• **Exercise materials**:
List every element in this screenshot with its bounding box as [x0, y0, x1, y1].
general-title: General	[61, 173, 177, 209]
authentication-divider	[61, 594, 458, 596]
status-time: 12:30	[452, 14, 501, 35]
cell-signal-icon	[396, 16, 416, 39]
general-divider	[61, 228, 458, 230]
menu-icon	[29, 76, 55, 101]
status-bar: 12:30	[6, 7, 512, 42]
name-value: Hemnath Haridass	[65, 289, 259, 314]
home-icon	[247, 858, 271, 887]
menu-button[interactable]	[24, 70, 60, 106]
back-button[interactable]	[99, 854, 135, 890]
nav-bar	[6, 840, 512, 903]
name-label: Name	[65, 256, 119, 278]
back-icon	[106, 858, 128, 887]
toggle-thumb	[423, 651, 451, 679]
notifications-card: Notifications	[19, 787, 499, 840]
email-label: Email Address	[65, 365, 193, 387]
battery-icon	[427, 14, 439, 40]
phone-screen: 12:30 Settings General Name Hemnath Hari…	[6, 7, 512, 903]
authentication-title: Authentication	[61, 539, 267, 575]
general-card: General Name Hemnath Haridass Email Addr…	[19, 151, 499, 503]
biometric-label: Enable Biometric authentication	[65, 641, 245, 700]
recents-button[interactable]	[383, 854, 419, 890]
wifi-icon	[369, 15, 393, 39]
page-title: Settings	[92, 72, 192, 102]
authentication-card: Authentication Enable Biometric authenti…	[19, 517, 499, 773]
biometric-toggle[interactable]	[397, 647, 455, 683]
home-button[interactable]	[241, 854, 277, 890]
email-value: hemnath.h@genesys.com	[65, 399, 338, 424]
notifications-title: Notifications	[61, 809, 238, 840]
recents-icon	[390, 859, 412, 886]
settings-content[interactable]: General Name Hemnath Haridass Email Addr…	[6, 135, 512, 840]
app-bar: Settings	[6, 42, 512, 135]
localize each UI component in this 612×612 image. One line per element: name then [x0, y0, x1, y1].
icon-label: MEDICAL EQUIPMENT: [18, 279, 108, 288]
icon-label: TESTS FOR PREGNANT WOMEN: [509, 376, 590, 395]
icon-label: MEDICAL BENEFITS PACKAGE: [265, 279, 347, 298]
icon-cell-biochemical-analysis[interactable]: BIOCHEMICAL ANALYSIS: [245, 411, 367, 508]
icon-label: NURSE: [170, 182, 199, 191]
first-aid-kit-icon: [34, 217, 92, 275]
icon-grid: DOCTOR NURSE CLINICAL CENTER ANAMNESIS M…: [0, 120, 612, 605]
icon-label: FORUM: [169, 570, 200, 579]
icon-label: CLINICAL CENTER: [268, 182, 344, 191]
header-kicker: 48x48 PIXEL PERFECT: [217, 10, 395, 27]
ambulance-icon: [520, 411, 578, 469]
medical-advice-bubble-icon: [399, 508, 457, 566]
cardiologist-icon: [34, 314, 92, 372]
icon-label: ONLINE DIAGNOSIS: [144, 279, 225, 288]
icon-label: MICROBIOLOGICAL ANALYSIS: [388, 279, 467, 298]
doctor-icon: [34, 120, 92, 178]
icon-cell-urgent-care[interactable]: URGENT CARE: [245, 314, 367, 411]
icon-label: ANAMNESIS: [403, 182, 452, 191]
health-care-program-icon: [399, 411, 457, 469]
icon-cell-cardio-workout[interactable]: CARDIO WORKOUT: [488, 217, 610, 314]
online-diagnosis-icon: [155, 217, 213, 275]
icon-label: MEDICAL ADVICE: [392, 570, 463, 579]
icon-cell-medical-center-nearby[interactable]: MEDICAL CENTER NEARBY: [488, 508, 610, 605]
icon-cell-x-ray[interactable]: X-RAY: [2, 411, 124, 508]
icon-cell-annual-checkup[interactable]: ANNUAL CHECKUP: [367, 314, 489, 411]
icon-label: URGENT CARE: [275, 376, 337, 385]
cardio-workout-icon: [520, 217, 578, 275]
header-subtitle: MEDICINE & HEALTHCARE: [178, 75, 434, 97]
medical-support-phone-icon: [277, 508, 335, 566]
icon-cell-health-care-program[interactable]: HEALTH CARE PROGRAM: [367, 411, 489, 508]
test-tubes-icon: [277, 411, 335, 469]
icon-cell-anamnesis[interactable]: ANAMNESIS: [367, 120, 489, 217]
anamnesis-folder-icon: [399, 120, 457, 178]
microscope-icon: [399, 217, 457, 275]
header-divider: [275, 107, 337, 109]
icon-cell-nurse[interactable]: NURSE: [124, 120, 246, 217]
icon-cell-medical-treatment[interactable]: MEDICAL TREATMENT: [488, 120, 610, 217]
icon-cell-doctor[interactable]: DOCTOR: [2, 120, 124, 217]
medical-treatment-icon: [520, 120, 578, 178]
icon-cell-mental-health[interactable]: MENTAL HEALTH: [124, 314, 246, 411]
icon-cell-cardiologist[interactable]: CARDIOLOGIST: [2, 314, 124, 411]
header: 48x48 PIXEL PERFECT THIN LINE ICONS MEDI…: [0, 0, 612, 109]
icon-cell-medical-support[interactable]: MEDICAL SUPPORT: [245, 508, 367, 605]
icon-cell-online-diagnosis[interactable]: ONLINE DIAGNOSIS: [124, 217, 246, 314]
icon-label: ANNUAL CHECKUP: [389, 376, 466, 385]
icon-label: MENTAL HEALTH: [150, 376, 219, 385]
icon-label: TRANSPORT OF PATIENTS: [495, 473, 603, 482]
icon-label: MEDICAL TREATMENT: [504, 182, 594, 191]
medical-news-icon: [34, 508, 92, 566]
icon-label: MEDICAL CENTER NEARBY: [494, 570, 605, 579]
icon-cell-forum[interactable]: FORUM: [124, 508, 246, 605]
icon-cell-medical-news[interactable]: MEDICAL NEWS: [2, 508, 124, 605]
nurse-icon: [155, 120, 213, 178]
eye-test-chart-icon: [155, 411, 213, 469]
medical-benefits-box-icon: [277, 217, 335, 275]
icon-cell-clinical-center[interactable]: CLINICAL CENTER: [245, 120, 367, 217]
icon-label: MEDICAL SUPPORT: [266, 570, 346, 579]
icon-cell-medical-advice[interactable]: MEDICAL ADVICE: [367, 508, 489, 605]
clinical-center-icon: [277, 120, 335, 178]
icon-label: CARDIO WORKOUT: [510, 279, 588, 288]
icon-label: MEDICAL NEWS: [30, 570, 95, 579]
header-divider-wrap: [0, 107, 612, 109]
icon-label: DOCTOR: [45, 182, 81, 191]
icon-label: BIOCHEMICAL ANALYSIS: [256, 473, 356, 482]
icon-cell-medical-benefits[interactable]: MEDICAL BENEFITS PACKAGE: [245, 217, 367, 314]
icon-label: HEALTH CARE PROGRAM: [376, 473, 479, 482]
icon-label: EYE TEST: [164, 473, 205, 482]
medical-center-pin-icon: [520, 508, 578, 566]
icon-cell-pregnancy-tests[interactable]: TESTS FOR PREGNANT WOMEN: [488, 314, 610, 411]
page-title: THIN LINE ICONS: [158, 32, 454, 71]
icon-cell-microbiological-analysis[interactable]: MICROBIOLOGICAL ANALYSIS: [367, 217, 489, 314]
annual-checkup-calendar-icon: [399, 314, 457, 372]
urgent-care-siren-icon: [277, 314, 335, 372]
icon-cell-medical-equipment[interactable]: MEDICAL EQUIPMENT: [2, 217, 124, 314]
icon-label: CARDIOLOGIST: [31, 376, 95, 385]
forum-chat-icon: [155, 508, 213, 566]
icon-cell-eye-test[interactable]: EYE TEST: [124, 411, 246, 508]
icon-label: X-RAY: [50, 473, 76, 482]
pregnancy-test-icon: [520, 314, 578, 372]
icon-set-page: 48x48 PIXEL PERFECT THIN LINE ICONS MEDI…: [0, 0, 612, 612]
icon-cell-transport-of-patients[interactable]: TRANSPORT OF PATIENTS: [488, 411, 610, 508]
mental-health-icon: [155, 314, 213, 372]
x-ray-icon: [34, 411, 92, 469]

• **Exercise directions**: Your answer must consist of every line in the listing that contains "this".

• **Response box**:
List every element in this screenshot with its bounding box as [x0, y0, x1, y1].
localize each UI component in this 612×612 image. One line per element: name then [x0, y0, x1, y1].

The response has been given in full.